=== DATA FOR THE TASK ===

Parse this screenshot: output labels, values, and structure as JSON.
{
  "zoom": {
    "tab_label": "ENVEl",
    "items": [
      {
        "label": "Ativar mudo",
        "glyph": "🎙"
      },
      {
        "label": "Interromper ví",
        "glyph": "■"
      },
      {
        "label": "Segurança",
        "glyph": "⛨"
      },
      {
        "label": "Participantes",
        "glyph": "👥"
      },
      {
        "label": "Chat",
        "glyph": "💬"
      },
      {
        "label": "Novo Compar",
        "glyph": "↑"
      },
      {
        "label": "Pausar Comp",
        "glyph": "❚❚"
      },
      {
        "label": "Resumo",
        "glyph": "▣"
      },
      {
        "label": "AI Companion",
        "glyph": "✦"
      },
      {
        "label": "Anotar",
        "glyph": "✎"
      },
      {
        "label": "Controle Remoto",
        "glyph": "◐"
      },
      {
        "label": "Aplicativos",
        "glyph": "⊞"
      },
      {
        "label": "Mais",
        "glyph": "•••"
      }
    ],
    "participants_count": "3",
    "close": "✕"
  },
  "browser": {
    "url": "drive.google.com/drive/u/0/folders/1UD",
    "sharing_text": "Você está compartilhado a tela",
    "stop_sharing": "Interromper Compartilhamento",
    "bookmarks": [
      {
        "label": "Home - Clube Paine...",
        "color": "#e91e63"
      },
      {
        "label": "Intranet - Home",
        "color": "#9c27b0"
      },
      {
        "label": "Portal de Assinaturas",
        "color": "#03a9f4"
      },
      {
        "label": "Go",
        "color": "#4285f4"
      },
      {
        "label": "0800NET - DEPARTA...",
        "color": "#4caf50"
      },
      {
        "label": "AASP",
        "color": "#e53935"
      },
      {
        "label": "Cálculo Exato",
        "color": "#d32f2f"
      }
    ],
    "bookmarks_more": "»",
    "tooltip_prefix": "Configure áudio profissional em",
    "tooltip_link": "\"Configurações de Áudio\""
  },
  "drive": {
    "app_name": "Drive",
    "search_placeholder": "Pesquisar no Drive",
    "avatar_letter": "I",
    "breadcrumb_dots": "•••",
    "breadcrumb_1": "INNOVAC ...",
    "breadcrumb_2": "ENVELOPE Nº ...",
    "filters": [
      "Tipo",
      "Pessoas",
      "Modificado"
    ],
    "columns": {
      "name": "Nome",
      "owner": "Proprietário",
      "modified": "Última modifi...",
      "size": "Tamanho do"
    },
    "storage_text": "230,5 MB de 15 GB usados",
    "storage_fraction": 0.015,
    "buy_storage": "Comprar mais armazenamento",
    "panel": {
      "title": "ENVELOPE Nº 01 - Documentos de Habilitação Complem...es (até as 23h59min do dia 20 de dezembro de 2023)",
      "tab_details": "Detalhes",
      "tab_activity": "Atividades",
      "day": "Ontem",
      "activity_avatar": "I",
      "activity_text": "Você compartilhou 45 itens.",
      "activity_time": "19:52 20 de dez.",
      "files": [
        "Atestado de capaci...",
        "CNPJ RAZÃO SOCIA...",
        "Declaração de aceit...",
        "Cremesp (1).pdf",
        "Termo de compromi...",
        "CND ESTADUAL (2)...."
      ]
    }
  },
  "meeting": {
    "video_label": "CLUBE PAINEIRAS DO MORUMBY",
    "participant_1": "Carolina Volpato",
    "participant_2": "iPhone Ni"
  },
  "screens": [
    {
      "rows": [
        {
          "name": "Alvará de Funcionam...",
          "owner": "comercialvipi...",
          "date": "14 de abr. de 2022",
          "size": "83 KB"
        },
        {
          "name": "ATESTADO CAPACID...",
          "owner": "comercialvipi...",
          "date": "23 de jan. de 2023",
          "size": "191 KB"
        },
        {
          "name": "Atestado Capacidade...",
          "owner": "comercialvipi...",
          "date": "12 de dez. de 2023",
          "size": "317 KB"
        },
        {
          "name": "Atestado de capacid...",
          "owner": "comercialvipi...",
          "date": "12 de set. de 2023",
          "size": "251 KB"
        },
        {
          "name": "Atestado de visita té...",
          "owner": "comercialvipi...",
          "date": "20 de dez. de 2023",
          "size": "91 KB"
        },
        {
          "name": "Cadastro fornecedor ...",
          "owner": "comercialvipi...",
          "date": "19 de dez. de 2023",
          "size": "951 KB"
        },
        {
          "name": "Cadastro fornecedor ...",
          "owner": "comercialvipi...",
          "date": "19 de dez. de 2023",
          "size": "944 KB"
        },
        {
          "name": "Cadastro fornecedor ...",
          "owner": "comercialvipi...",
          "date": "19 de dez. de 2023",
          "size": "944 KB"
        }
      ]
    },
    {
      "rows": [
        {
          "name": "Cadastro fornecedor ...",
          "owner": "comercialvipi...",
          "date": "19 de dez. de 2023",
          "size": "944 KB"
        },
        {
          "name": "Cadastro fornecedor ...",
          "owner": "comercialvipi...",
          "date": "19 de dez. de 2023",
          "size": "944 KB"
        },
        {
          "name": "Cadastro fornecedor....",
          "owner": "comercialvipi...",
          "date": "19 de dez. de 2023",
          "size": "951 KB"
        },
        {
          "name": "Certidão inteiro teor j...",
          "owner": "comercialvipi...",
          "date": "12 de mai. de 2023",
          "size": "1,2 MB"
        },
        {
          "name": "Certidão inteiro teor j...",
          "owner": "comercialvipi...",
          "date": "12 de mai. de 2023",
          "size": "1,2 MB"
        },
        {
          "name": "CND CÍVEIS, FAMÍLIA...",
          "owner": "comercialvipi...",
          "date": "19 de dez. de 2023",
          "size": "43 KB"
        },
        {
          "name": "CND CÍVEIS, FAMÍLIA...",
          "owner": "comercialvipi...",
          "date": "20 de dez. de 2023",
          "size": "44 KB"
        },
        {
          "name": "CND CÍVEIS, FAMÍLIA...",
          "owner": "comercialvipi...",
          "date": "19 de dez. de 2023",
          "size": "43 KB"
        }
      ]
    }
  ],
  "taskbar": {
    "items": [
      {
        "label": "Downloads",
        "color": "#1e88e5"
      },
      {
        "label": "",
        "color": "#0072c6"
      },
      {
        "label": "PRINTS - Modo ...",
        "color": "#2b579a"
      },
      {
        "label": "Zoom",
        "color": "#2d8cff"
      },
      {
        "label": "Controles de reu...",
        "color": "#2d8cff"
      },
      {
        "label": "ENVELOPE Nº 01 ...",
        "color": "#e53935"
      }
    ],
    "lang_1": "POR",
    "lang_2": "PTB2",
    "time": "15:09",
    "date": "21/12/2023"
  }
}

===

◆ **AIM OF THE TASK**
Emit the records above again, exactly, with no line skipped.

◆ **REPLY**
Parse this screenshot: output labels, values, and structure as JSON.
{
  "zoom": {
    "tab_label": "ENVEl",
    "items": [
      {
        "label": "Ativar mudo",
        "glyph": "🎙"
      },
      {
        "label": "Interromper ví",
        "glyph": "■"
      },
      {
        "label": "Segurança",
        "glyph": "⛨"
      },
      {
        "label": "Participantes",
        "glyph": "👥"
      },
      {
        "label": "Chat",
        "glyph": "💬"
      },
      {
        "label": "Novo Compar",
        "glyph": "↑"
      },
      {
        "label": "Pausar Comp",
        "glyph": "❚❚"
      },
      {
        "label": "Resumo",
        "glyph": "▣"
      },
      {
        "label": "AI Companion",
        "glyph": "✦"
      },
      {
        "label": "Anotar",
        "glyph": "✎"
      },
      {
        "label": "Controle Remoto",
        "glyph": "◐"
      },
      {
        "label": "Aplicativos",
        "glyph": "⊞"
      },
      {
        "label": "Mais",
        "glyph": "•••"
      }
    ],
    "participants_count": "3",
    "close": "✕"
  },
  "browser": {
    "url": "drive.google.com/drive/u/0/folders/1UD",
    "sharing_text": "Você está compartilhado a tela",
    "stop_sharing": "Interromper Compartilhamento",
    "bookmarks": [
      {
        "label": "Home - Clube Paine...",
        "color": "#e91e63"
      },
      {
        "label": "Intranet - Home",
        "color": "#9c27b0"
      },
      {
        "label": "Portal de Assinaturas",
        "color": "#03a9f4"
      },
      {
        "label": "Go",
        "color": "#4285f4"
      },
      {
        "label": "0800NET - DEPARTA...",
        "color": "#4caf50"
      },
      {
        "label": "AASP",
        "color": "#e53935"
      },
      {
        "label": "Cálculo Exato",
        "color": "#d32f2f"
      }
    ],
    "bookmarks_more": "»",
    "tooltip_prefix": "Configure áudio profissional em",
    "tooltip_link": "\"Configurações de Áudio\""
  },
  "drive": {
    "app_name": "Drive",
    "search_placeholder": "Pesquisar no Drive",
    "avatar_letter": "I",
    "breadcrumb_dots": "•••",
    "breadcrumb_1": "INNOVAC ...",
    "breadcrumb_2": "ENVELOPE Nº ...",
    "filters": [
      "Tipo",
      "Pessoas",
      "Modificado"
    ],
    "columns": {
      "name": "Nome",
      "owner": "Proprietário",
      "modified": "Última modifi...",
      "size": "Tamanho do"
    },
    "storage_text": "230,5 MB de 15 GB usados",
    "storage_fraction": 0.015,
    "buy_storage": "Comprar mais armazenamento",
    "panel": {
      "title": "ENVELOPE Nº 01 - Documentos de Habilitação Complem...es (até as 23h59min do dia 20 de dezembro de 2023)",
      "tab_details": "Detalhes",
      "tab_activity": "Atividades",
      "day": "Ontem",
      "activity_avatar": "I",
      "activity_text": "Você compartilhou 45 itens.",
      "activity_time": "19:52 20 de dez.",
      "files": [
        "Atestado de capaci...",
        "CNPJ RAZÃO SOCIA...",
        "Declaração de aceit...",
        "Cremesp (1).pdf",
        "Termo de compromi...",
        "CND ESTADUAL (2)...."
      ]
    }
  },
  "meeting": {
    "video_label": "CLUBE PAINEIRAS DO MORUMBY",
    "participant_1": "Carolina Volpato",
    "participant_2": "iPhone Ni"
  },
  "screens": [
    {
      "rows": [
        {
          "name": "Alvará de Funcionam...",
          "owner": "comercialvipi...",
          "date": "14 de abr. de 2022",
          "size": "83 KB"
        },
        {
          "name": "ATESTADO CAPACID...",
          "owner": "comercialvipi...",
          "date": "23 de jan. de 2023",
          "size": "191 KB"
        },
        {
          "name": "Atestado Capacidade...",
          "owner": "comercialvipi...",
          "date": "12 de dez. de 2023",
          "size": "317 KB"
        },
        {
          "name": "Atestado de capacid...",
          "owner": "comercialvipi...",
          "date": "12 de set. de 2023",
          "size": "251 KB"
        },
        {
          "name": "Atestado de visita té...",
          "owner": "comercialvipi...",
          "date": "20 de dez. de 2023",
          "size": "91 KB"
        },
        {
          "name": "Cadastro fornecedor ...",
          "owner": "comercialvipi...",
          "date": "19 de dez. de 2023",
          "size": "951 KB"
        },
        {
          "name": "Cadastro fornecedor ...",
          "owner": "comercialvipi...",
          "date": "19 de dez. de 2023",
          "size": "944 KB"
        },
        {
          "name": "Cadastro fornecedor ...",
          "owner": "comercialvipi...",
          "date": "19 de dez. de 2023",
          "size": "944 KB"
        }
      ]
    },
    {
      "rows": [
        {
          "name": "Cadastro fornecedor ...",
          "owner": "comercialvipi...",
          "date": "19 de dez. de 2023",
          "size": "944 KB"
        },
        {
          "name": "Cadastro fornecedor ...",
          "owner": "comercialvipi...",
          "date": "19 de dez. de 2023",
          "size": "944 KB"
        },
        {
          "name": "Cadastro fornecedor....",
          "owner": "comercialvipi...",
          "date": "19 de dez. de 2023",
          "size": "951 KB"
        },
        {
          "name": "Certidão inteiro teor j...",
          "owner": "comercialvipi...",
          "date": "12 de mai. de 2023",
          "size": "1,2 MB"
        },
        {
          "name": "Certidão inteiro teor j...",
          "owner": "comercialvipi...",
          "date": "12 de mai. de 2023",
          "size": "1,2 MB"
        },
        {
          "name": "CND CÍVEIS, FAMÍLIA...",
          "owner": "comercialvipi...",
          "date": "19 de dez. de 2023",
          "size": "43 KB"
        },
        {
          "name": "CND CÍVEIS, FAMÍLIA...",
          "owner": "comercialvipi...",
          "date": "20 de dez. de 2023",
          "size": "44 KB"
        },
        {
          "name": "CND CÍVEIS, FAMÍLIA...",
          "owner": "comercialvipi...",
          "date": "19 de dez. de 2023",
          "size": "43 KB"
        }
      ]
    }
  ],
  "taskbar": {
    "items": [
      {
        "label": "Downloads",
        "color": "#1e88e5"
      },
      {
        "label": "",
        "color": "#0072c6"
      },
      {
        "label": "PRINTS - Modo ...",
        "color": "#2b579a"
      },
      {
        "label": "Zoom",
        "color": "#2d8cff"
      },
      {
        "label": "Controles de reu...",
        "color": "#2d8cff"
      },
      {
        "label": "ENVELOPE Nº 01 ...",
        "color": "#e53935"
      }
    ],
    "lang_1": "POR",
    "lang_2": "PTB2",
    "time": "15:09",
    "date": "21/12/2023"
  }
}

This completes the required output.